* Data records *
________

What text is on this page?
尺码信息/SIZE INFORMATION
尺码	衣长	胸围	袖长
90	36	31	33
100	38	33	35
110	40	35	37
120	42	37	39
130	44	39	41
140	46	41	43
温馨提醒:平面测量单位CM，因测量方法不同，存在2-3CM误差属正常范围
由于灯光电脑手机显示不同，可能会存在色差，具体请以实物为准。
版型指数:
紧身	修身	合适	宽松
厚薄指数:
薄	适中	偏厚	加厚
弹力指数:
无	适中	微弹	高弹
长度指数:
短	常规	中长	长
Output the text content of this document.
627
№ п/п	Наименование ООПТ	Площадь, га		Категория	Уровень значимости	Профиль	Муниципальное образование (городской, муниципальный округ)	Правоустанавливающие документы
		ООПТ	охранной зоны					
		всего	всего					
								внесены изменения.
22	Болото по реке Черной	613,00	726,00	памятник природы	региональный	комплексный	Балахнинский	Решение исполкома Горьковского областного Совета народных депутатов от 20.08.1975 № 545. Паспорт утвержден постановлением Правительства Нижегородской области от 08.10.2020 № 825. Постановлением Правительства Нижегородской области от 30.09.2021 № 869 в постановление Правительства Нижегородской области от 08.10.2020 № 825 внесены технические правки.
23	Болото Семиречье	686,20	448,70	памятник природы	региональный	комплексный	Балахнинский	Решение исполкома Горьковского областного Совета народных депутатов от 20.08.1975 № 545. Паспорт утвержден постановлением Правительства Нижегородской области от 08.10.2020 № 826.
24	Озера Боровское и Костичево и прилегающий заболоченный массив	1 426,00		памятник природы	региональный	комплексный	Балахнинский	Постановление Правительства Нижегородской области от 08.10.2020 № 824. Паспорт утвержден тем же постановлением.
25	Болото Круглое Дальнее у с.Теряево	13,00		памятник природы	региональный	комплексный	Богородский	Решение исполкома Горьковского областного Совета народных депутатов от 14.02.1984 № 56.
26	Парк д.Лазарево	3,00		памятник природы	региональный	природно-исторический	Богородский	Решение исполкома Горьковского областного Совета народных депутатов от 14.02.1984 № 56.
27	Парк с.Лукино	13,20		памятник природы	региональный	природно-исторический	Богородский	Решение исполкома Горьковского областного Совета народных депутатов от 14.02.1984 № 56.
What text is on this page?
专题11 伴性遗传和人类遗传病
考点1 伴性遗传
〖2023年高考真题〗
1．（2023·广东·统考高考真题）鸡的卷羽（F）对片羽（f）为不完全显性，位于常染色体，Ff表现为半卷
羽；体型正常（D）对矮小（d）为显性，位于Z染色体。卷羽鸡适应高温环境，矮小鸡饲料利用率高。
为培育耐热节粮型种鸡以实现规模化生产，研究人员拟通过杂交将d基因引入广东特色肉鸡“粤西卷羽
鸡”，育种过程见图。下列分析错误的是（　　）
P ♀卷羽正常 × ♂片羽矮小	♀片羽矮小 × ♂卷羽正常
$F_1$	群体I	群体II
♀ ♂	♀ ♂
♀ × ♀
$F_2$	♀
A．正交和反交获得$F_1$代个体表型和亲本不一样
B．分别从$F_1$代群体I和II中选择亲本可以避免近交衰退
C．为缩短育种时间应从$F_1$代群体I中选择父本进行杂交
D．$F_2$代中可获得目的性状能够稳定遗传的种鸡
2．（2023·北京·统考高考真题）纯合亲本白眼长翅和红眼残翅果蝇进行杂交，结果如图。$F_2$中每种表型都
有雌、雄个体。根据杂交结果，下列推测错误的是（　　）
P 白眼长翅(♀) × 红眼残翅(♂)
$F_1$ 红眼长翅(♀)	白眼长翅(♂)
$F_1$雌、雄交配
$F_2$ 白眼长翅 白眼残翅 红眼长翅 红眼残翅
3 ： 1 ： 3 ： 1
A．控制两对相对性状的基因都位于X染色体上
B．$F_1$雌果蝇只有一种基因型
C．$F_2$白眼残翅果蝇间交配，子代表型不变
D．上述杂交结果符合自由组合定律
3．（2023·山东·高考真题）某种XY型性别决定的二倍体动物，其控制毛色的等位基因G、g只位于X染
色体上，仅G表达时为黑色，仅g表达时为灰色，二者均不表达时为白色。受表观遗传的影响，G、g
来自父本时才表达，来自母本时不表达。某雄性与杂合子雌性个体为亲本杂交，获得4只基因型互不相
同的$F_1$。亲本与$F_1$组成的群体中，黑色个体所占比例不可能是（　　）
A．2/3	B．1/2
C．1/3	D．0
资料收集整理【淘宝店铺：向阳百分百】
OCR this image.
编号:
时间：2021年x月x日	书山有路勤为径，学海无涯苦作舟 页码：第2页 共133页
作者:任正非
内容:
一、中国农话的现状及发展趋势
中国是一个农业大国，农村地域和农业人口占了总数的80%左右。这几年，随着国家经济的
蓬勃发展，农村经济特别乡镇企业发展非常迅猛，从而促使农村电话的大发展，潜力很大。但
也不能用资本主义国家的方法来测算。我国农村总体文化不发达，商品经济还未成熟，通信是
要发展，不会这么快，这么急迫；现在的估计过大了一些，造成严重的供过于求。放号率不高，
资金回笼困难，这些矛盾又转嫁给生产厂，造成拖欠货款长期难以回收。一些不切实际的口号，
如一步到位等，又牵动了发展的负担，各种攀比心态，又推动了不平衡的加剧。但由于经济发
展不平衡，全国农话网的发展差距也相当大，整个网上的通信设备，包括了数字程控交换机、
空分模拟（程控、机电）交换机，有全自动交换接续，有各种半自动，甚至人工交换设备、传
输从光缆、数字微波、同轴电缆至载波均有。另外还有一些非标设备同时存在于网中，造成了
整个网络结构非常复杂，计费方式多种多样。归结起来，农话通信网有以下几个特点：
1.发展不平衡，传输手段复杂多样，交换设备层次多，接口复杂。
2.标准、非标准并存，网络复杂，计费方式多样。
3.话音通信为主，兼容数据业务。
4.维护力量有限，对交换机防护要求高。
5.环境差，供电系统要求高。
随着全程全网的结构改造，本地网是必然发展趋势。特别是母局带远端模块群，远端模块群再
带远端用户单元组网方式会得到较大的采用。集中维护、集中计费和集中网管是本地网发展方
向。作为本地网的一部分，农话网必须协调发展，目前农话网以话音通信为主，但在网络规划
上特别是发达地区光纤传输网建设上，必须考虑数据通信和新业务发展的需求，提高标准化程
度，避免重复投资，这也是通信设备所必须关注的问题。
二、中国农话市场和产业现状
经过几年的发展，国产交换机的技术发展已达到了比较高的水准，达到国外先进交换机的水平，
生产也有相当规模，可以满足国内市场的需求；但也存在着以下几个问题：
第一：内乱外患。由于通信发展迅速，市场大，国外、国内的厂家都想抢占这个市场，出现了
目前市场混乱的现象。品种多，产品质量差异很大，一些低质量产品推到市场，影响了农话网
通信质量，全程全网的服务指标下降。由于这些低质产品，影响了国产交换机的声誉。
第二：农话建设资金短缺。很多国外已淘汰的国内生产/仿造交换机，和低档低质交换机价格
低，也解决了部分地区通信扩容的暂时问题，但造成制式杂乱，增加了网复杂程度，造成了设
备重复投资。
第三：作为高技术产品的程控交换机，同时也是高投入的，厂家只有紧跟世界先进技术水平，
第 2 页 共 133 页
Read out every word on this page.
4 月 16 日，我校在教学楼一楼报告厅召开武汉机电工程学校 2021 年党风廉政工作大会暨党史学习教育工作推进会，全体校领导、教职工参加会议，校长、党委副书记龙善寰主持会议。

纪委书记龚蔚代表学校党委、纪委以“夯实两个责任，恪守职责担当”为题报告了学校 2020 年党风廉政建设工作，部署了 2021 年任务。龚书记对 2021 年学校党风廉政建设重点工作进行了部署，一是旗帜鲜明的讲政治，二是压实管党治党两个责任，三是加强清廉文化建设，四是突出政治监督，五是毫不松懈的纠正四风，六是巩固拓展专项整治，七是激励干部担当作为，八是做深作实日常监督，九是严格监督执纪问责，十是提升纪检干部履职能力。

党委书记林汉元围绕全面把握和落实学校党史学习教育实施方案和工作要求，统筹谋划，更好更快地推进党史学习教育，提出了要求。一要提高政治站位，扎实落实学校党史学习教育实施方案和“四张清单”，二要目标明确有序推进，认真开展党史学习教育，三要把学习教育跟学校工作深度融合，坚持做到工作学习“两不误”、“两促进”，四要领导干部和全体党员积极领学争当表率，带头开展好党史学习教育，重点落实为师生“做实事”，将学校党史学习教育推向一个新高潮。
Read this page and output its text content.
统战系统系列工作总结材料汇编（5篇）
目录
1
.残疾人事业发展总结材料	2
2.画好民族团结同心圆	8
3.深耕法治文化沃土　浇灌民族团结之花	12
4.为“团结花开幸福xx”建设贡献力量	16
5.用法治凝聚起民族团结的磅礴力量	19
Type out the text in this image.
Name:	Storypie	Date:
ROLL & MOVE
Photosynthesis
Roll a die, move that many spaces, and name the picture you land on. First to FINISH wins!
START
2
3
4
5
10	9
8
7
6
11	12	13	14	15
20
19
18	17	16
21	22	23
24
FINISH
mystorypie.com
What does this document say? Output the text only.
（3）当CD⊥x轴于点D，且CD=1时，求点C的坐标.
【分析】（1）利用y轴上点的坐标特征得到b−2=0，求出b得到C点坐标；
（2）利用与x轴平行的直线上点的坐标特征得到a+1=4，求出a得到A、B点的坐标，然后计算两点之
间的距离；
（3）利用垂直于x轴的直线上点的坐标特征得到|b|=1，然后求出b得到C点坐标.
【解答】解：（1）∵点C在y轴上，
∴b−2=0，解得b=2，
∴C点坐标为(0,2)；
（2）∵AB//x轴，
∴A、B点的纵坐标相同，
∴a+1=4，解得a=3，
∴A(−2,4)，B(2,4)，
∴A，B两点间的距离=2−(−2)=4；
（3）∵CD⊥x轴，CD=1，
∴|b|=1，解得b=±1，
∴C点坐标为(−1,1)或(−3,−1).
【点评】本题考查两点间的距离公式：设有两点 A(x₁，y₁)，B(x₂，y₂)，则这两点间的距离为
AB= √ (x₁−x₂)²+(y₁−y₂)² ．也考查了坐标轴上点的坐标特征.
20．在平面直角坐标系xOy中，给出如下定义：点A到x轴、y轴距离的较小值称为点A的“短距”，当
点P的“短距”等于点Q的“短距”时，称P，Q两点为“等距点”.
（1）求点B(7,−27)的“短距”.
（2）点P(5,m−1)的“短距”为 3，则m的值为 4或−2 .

________

Pull out every line in the material above where "Балахнинский" occurs.

22	Болото по реке Черной	613,00	726,00	памятник природы	региональный	комплексный	Балахнинский	Решение исполкома Горьковского областного Совета народных депутатов от 20.08.1975 № 545. Паспорт утвержден постановлением Правительства Нижегородской области от 08.10.2020 № 825. Постановлением Правительства Нижегородской области от 30.09.2021 № 869 в постановление Правительства Нижегородской области от 08.10.2020 № 825 внесены технические правки.
23	Болото Семиречье	686,20	448,70	памятник природы	региональный	комплексный	Балахнинский	Решение исполкома Горьковского областного Совета народных депутатов от 20.08.1975 № 545. Паспорт утвержден постановлением Правительства Нижегородской области от 08.10.2020 № 826.
24	Озера Боровское и Костичево и прилегающий заболоченный массив	1 426,00		памятник природы	региональный	комплексный	Балахнинский	Постановление Правительства Нижегородской области от 08.10.2020 № 824. Паспорт утвержден тем же постановлением.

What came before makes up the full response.